• WHAT IS EXPECTED: Copy out every one of the following rows verbatim, keeping each character as it appears.

• MATERIAL FOR THIS TASK:

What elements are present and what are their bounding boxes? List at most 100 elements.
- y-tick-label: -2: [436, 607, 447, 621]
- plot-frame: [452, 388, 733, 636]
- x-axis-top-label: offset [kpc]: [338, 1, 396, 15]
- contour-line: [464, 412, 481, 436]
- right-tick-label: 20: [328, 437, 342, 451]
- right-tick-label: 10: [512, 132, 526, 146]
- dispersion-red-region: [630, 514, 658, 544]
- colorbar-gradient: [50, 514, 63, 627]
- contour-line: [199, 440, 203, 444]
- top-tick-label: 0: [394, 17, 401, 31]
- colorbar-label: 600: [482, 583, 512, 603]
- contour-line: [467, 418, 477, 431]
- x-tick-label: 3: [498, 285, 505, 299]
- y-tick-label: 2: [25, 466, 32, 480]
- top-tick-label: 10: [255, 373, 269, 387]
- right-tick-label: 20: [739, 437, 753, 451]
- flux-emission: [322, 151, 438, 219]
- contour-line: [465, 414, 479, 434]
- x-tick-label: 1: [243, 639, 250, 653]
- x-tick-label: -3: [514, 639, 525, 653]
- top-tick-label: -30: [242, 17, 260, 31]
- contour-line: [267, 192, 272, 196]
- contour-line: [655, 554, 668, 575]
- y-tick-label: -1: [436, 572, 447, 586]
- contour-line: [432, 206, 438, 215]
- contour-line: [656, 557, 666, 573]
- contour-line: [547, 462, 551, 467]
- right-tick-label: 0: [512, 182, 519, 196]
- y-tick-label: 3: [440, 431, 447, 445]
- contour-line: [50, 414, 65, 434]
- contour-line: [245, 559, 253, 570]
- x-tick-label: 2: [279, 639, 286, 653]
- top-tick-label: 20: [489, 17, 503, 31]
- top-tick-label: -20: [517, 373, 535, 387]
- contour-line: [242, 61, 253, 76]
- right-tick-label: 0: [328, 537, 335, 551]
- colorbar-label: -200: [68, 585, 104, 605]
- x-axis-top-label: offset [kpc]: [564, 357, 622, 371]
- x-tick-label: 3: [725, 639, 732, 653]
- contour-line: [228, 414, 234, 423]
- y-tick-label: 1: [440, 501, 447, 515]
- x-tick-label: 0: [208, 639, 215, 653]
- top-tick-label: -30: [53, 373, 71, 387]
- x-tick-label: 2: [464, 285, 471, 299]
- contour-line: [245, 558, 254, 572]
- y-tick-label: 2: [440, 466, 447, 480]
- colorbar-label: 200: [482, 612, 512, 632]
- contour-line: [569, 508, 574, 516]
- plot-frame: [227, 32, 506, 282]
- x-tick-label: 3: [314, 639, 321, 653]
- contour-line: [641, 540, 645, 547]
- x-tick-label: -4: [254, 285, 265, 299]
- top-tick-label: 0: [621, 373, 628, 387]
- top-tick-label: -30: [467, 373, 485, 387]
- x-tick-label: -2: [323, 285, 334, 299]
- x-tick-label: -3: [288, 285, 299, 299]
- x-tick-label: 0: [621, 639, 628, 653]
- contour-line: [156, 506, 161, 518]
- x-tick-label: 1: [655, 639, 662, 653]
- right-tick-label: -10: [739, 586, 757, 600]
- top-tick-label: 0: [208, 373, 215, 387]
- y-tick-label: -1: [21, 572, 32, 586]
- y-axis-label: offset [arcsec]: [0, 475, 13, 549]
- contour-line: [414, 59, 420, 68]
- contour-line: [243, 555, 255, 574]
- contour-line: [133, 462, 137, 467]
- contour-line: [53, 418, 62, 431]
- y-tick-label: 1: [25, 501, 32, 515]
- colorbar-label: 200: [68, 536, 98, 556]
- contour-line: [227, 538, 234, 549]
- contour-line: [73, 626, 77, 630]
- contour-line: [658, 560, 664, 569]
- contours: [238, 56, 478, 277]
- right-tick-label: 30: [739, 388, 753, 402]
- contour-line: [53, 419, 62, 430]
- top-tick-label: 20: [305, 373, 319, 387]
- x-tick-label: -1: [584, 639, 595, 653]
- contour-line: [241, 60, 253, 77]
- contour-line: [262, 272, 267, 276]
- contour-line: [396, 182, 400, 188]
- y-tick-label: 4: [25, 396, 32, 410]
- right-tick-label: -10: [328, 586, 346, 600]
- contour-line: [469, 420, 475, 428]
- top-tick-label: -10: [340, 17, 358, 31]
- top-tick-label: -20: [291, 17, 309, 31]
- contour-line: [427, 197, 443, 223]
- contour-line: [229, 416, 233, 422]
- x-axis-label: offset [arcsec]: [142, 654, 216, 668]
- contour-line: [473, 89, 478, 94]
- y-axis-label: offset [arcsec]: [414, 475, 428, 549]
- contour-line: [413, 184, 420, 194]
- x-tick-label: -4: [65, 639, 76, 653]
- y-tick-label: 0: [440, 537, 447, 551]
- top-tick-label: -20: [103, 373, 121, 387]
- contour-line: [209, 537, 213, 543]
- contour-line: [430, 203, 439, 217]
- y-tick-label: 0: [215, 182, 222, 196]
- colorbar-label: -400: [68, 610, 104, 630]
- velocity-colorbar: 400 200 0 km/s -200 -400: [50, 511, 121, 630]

• FINISHED TASK:
What elements are present and what are their bounding boxes? List at most 100 elements.
- y-tick-label: -2: [436, 607, 447, 621]
- plot-frame: [452, 388, 733, 636]
- x-axis-top-label: offset [kpc]: [338, 1, 396, 15]
- contour-line: [464, 412, 481, 436]
- right-tick-label: 20: [328, 437, 342, 451]
- right-tick-label: 10: [512, 132, 526, 146]
- dispersion-red-region: [630, 514, 658, 544]
- colorbar-gradient: [50, 514, 63, 627]
- contour-line: [199, 440, 203, 444]
- top-tick-label: 0: [394, 17, 401, 31]
- colorbar-label: 600: [482, 583, 512, 603]
- contour-line: [467, 418, 477, 431]
- x-tick-label: 3: [498, 285, 505, 299]
- y-tick-label: 2: [25, 466, 32, 480]
- top-tick-label: 10: [255, 373, 269, 387]
- right-tick-label: 20: [739, 437, 753, 451]
- flux-emission: [322, 151, 438, 219]
- contour-line: [465, 414, 479, 434]
- x-tick-label: 1: [243, 639, 250, 653]
- x-tick-label: -3: [514, 639, 525, 653]
- top-tick-label: -30: [242, 17, 260, 31]
- contour-line: [267, 192, 272, 196]
- contour-line: [655, 554, 668, 575]
- y-tick-label: -1: [436, 572, 447, 586]
- contour-line: [432, 206, 438, 215]
- contour-line: [656, 557, 666, 573]
- contour-line: [547, 462, 551, 467]
- right-tick-label: 0: [512, 182, 519, 196]
- y-tick-label: 3: [440, 431, 447, 445]
- contour-line: [50, 414, 65, 434]
- contour-line: [245, 559, 253, 570]
- x-tick-label: 2: [279, 639, 286, 653]
- top-tick-label: 20: [489, 17, 503, 31]
- top-tick-label: -20: [517, 373, 535, 387]
- contour-line: [242, 61, 253, 76]
- right-tick-label: 0: [328, 537, 335, 551]
- colorbar-label: -200: [68, 585, 104, 605]
- x-axis-top-label: offset [kpc]: [564, 357, 622, 371]
- x-tick-label: 3: [725, 639, 732, 653]
- contour-line: [228, 414, 234, 423]
- y-tick-label: 1: [440, 501, 447, 515]
- x-tick-label: 0: [208, 639, 215, 653]
- top-tick-label: -30: [53, 373, 71, 387]
- x-tick-label: 2: [464, 285, 471, 299]
- contour-line: [245, 558, 254, 572]
- y-tick-label: 2: [440, 466, 447, 480]
- colorbar-label: 200: [482, 612, 512, 632]
- contour-line: [569, 508, 574, 516]
- plot-frame: [227, 32, 506, 282]
- x-tick-label: 3: [314, 639, 321, 653]
- contour-line: [641, 540, 645, 547]
- x-tick-label: -4: [254, 285, 265, 299]
- top-tick-label: 0: [621, 373, 628, 387]
- top-tick-label: -30: [467, 373, 485, 387]
- x-tick-label: -2: [323, 285, 334, 299]
- x-tick-label: -3: [288, 285, 299, 299]
- x-tick-label: 0: [621, 639, 628, 653]
- contour-line: [156, 506, 161, 518]
- x-tick-label: 1: [655, 639, 662, 653]
- right-tick-label: -10: [739, 586, 757, 600]
- top-tick-label: 0: [208, 373, 215, 387]
- y-tick-label: -1: [21, 572, 32, 586]
- y-axis-label: offset [arcsec]: [0, 475, 13, 549]
- contour-line: [414, 59, 420, 68]
- contour-line: [243, 555, 255, 574]
- contour-line: [133, 462, 137, 467]
- contour-line: [53, 418, 62, 431]
- y-tick-label: 1: [25, 501, 32, 515]
- colorbar-label: 200: [68, 536, 98, 556]
- contour-line: [227, 538, 234, 549]
- contour-line: [73, 626, 77, 630]
- contour-line: [658, 560, 664, 569]
- contours: [238, 56, 478, 277]
- right-tick-label: 30: [739, 388, 753, 402]
- contour-line: [53, 419, 62, 430]
- top-tick-label: 20: [305, 373, 319, 387]
- x-tick-label: -1: [584, 639, 595, 653]
- contour-line: [241, 60, 253, 77]
- contour-line: [262, 272, 267, 276]
- contour-line: [396, 182, 400, 188]
- y-tick-label: 4: [25, 396, 32, 410]
- right-tick-label: -10: [328, 586, 346, 600]
- contour-line: [469, 420, 475, 428]
- top-tick-label: -10: [340, 17, 358, 31]
- top-tick-label: -20: [291, 17, 309, 31]
- contour-line: [427, 197, 443, 223]
- contour-line: [229, 416, 233, 422]
- x-axis-label: offset [arcsec]: [142, 654, 216, 668]
- contour-line: [473, 89, 478, 94]
- y-axis-label: offset [arcsec]: [414, 475, 428, 549]
- contour-line: [413, 184, 420, 194]
- x-tick-label: -4: [65, 639, 76, 653]
- y-tick-label: 0: [440, 537, 447, 551]
- top-tick-label: -20: [103, 373, 121, 387]
- contour-line: [209, 537, 213, 543]
- contour-line: [430, 203, 439, 217]
- y-tick-label: 0: [215, 182, 222, 196]
- colorbar-label: -400: [68, 610, 104, 630]
- velocity-colorbar: 400 200 0 km/s -200 -400: [50, 511, 121, 630]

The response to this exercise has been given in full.